- Stated goal -
Can you transcribe the data exactly? Leave the pictures out.

##########

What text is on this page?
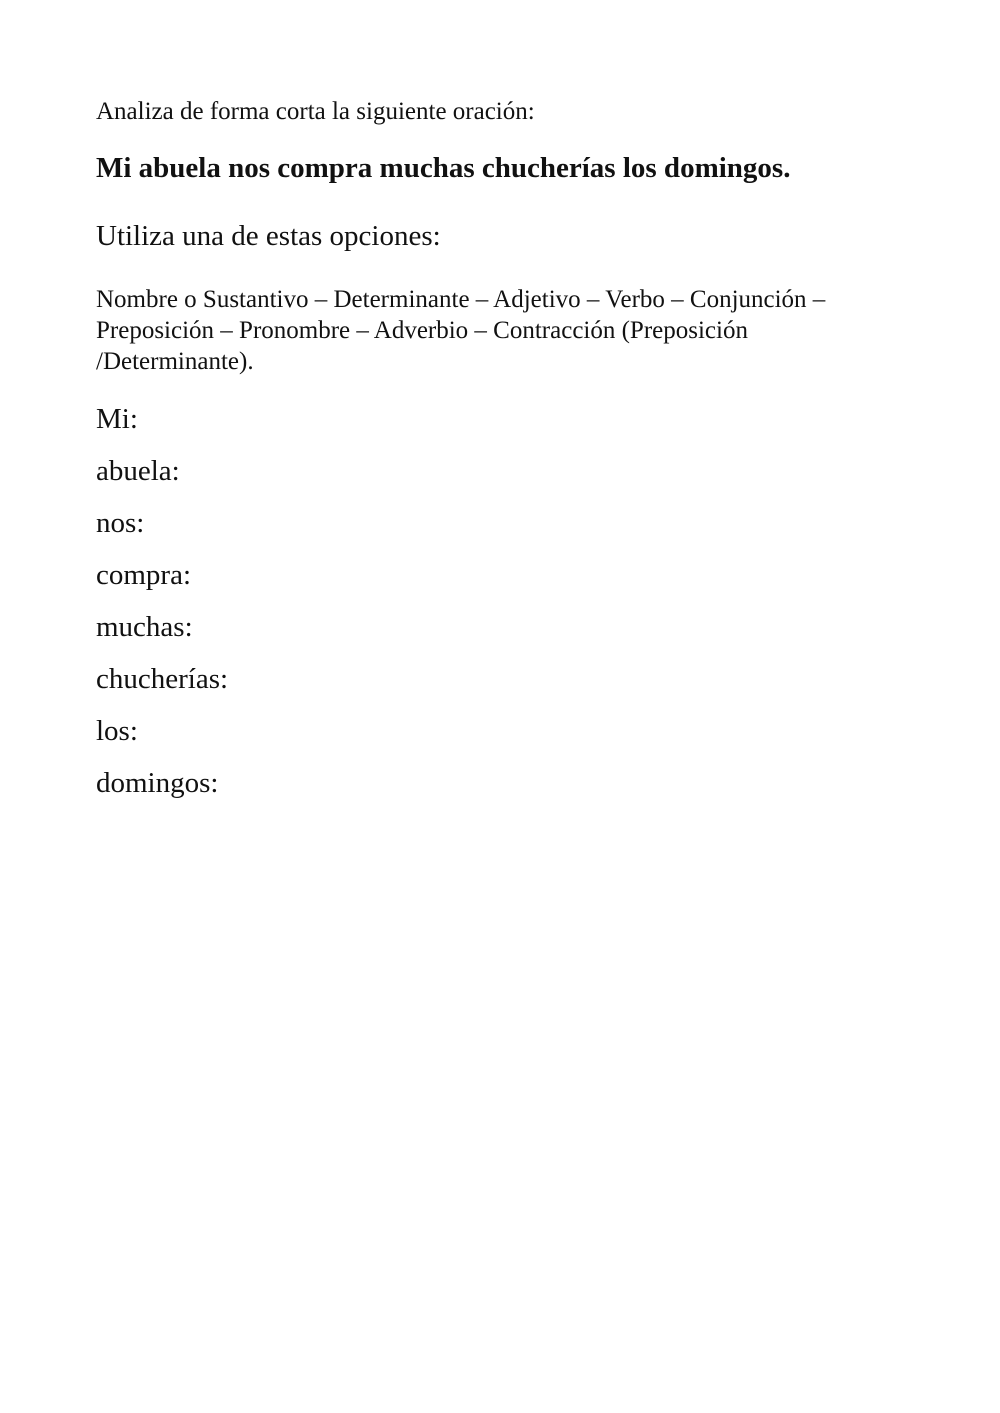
Analiza de forma corta la siguiente oración:

Mi abuela nos compra muchas chucherías los domingos.

Utiliza una de estas opciones:

Nombre o Sustantivo – Determinante – Adjetivo – Verbo – Conjunción – Preposición – Pronombre – Adverbio – Contracción (Preposición /Determinante).

Mi:
abuela:
nos:
compra:
muchas:
chucherías:
los:
domingos:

##########

- Result for this task -
What text is on this page?
Analiza de forma corta la siguiente oración:

Mi abuela nos compra muchas chucherías los domingos.

Utiliza una de estas opciones:

Nombre o Sustantivo – Determinante – Adjetivo – Verbo – Conjunción – Preposición – Pronombre – Adverbio – Contracción (Preposición /Determinante).

Mi:
abuela:
nos:
compra:
muchas:
chucherías:
los:
domingos:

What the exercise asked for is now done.